▸ Exercise
Can you reproduce the data beneath, keeping every line exact?

━━━━━ Given records

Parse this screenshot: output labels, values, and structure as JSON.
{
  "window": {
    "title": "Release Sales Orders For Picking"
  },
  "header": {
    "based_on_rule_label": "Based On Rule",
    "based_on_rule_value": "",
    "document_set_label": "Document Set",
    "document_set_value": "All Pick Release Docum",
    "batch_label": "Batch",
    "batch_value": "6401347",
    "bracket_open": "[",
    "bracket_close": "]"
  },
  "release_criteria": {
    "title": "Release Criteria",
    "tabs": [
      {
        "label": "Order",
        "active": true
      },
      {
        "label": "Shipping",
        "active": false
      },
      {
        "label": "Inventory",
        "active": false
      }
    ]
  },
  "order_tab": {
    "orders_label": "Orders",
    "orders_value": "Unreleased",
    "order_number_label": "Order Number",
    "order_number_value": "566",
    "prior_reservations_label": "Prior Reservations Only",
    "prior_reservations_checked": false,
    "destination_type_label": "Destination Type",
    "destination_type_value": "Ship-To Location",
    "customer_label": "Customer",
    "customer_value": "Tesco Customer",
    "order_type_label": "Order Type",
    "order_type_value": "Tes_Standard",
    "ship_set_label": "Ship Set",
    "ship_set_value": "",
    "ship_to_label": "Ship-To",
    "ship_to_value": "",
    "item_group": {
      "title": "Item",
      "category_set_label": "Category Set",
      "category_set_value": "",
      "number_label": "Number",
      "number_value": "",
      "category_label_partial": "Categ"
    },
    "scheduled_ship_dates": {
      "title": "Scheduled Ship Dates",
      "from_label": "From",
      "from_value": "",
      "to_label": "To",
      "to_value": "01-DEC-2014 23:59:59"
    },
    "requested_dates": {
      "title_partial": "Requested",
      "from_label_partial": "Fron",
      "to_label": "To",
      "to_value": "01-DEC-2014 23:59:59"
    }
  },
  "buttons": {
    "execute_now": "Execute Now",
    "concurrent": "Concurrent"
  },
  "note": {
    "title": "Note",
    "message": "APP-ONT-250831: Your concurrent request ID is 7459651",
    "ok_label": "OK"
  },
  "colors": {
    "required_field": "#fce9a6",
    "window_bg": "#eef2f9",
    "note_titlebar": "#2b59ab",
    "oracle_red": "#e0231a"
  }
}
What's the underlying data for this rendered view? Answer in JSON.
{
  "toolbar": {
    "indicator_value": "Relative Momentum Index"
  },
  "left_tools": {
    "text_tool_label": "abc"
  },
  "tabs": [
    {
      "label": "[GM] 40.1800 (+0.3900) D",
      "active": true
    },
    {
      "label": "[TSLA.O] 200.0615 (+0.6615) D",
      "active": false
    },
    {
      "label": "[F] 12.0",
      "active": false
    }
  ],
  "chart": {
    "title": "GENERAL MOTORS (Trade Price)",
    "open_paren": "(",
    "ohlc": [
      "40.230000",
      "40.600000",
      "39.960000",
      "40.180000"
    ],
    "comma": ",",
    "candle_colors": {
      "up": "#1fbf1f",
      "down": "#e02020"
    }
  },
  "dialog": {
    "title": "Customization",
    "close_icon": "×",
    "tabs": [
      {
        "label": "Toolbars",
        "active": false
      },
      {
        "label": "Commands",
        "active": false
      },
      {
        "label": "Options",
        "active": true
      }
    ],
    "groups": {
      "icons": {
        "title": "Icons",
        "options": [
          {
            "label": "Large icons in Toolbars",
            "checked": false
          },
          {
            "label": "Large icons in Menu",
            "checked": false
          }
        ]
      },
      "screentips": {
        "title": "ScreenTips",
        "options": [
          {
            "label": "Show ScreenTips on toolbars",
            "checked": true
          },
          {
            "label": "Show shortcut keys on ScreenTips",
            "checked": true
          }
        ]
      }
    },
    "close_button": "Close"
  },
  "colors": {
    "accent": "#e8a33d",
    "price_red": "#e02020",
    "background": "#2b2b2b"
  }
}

━━━━━━━━━━

▸ Exercise answer
Parse this screenshot: output labels, values, and structure as JSON.
{
  "window": {
    "title": "Release Sales Orders For Picking"
  },
  "header": {
    "based_on_rule_label": "Based On Rule",
    "based_on_rule_value": "",
    "document_set_label": "Document Set",
    "document_set_value": "All Pick Release Docum",
    "batch_label": "Batch",
    "batch_value": "6401347",
    "bracket_open": "[",
    "bracket_close": "]"
  },
  "release_criteria": {
    "title": "Release Criteria",
    "tabs": [
      {
        "label": "Order",
        "active": true
      },
      {
        "label": "Shipping",
        "active": false
      },
      {
        "label": "Inventory",
        "active": false
      }
    ]
  },
  "order_tab": {
    "orders_label": "Orders",
    "orders_value": "Unreleased",
    "order_number_label": "Order Number",
    "order_number_value": "566",
    "prior_reservations_label": "Prior Reservations Only",
    "prior_reservations_checked": false,
    "destination_type_label": "Destination Type",
    "destination_type_value": "Ship-To Location",
    "customer_label": "Customer",
    "customer_value": "Tesco Customer",
    "order_type_label": "Order Type",
    "order_type_value": "Tes_Standard",
    "ship_set_label": "Ship Set",
    "ship_set_value": "",
    "ship_to_label": "Ship-To",
    "ship_to_value": "",
    "item_group": {
      "title": "Item",
      "category_set_label": "Category Set",
      "category_set_value": "",
      "number_label": "Number",
      "number_value": "",
      "category_label_partial": "Categ"
    },
    "scheduled_ship_dates": {
      "title": "Scheduled Ship Dates",
      "from_label": "From",
      "from_value": "",
      "to_label": "To",
      "to_value": "01-DEC-2014 23:59:59"
    },
    "requested_dates": {
      "title_partial": "Requested",
      "from_label_partial": "Fron",
      "to_label": "To",
      "to_value": "01-DEC-2014 23:59:59"
    }
  },
  "buttons": {
    "execute_now": "Execute Now",
    "concurrent": "Concurrent"
  },
  "note": {
    "title": "Note",
    "message": "APP-ONT-250831: Your concurrent request ID is 7459651",
    "ok_label": "OK"
  },
  "colors": {
    "required_field": "#fce9a6",
    "window_bg": "#eef2f9",
    "note_titlebar": "#2b59ab",
    "oracle_red": "#e0231a"
  }
}
What's the underlying data for this rendered view? Answer in JSON.
{
  "toolbar": {
    "indicator_value": "Relative Momentum Index"
  },
  "left_tools": {
    "text_tool_label": "abc"
  },
  "tabs": [
    {
      "label": "[GM] 40.1800 (+0.3900) D",
      "active": true
    },
    {
      "label": "[TSLA.O] 200.0615 (+0.6615) D",
      "active": false
    },
    {
      "label": "[F] 12.0",
      "active": false
    }
  ],
  "chart": {
    "title": "GENERAL MOTORS (Trade Price)",
    "open_paren": "(",
    "ohlc": [
      "40.230000",
      "40.600000",
      "39.960000",
      "40.180000"
    ],
    "comma": ",",
    "candle_colors": {
      "up": "#1fbf1f",
      "down": "#e02020"
    }
  },
  "dialog": {
    "title": "Customization",
    "close_icon": "×",
    "tabs": [
      {
        "label": "Toolbars",
        "active": false
      },
      {
        "label": "Commands",
        "active": false
      },
      {
        "label": "Options",
        "active": true
      }
    ],
    "groups": {
      "icons": {
        "title": "Icons",
        "options": [
          {
            "label": "Large icons in Toolbars",
            "checked": false
          },
          {
            "label": "Large icons in Menu",
            "checked": false
          }
        ]
      },
      "screentips": {
        "title": "ScreenTips",
        "options": [
          {
            "label": "Show ScreenTips on toolbars",
            "checked": true
          },
          {
            "label": "Show shortcut keys on ScreenTips",
            "checked": true
          }
        ]
      }
    },
    "close_button": "Close"
  },
  "colors": {
    "accent": "#e8a33d",
    "price_red": "#e02020",
    "background": "#2b2b2b"
  }
}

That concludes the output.